■ **Exercise aim**:
The entries below need to be written out exactly, with no pictures included.
== Raw records
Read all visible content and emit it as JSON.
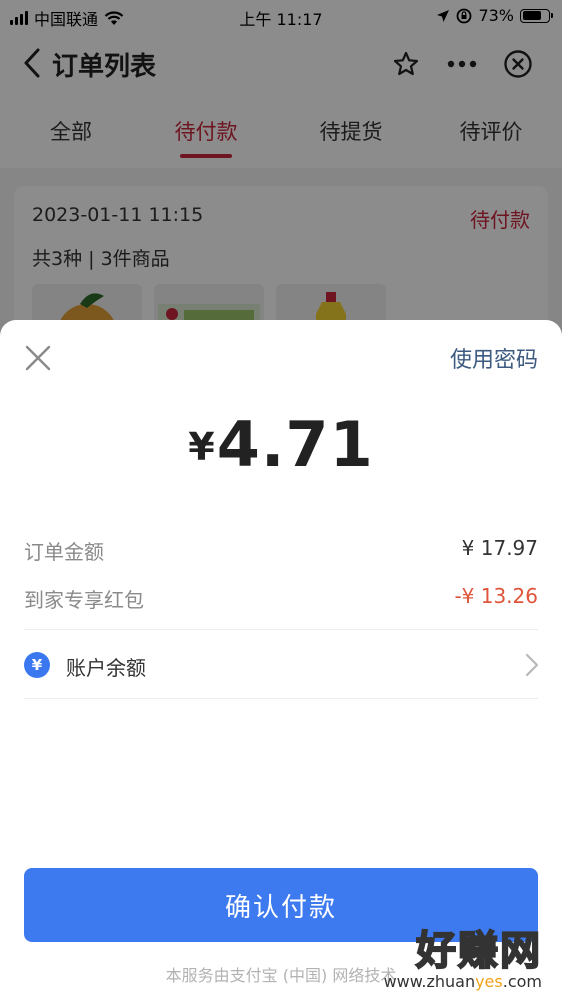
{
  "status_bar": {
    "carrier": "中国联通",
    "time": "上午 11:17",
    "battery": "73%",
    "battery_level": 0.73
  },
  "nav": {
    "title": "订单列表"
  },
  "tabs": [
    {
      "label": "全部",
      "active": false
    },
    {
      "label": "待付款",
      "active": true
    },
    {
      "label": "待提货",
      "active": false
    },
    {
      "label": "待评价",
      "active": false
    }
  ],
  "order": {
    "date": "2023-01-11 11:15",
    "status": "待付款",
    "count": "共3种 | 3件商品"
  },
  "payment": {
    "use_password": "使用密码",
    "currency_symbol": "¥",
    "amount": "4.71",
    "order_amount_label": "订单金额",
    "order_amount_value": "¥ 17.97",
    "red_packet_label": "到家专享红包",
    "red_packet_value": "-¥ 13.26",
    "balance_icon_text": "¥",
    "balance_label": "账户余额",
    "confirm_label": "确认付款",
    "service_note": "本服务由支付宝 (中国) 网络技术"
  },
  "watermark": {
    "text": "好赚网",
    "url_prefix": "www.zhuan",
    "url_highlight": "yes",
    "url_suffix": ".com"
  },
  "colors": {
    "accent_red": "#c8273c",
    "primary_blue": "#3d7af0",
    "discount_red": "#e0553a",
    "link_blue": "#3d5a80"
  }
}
====
■ **Response to the exercise**:
Read all visible content and emit it as JSON.
{
  "status_bar": {
    "carrier": "中国联通",
    "time": "上午 11:17",
    "battery": "73%",
    "battery_level": 0.73
  },
  "nav": {
    "title": "订单列表"
  },
  "tabs": [
    {
      "label": "全部",
      "active": false
    },
    {
      "label": "待付款",
      "active": true
    },
    {
      "label": "待提货",
      "active": false
    },
    {
      "label": "待评价",
      "active": false
    }
  ],
  "order": {
    "date": "2023-01-11 11:15",
    "status": "待付款",
    "count": "共3种 | 3件商品"
  },
  "payment": {
    "use_password": "使用密码",
    "currency_symbol": "¥",
    "amount": "4.71",
    "order_amount_label": "订单金额",
    "order_amount_value": "¥ 17.97",
    "red_packet_label": "到家专享红包",
    "red_packet_value": "-¥ 13.26",
    "balance_icon_text": "¥",
    "balance_label": "账户余额",
    "confirm_label": "确认付款",
    "service_note": "本服务由支付宝 (中国) 网络技术"
  },
  "watermark": {
    "text": "好赚网",
    "url_prefix": "www.zhuan",
    "url_highlight": "yes",
    "url_suffix": ".com"
  },
  "colors": {
    "accent_red": "#c8273c",
    "primary_blue": "#3d7af0",
    "discount_red": "#e0553a",
    "link_blue": "#3d5a80"
  }
}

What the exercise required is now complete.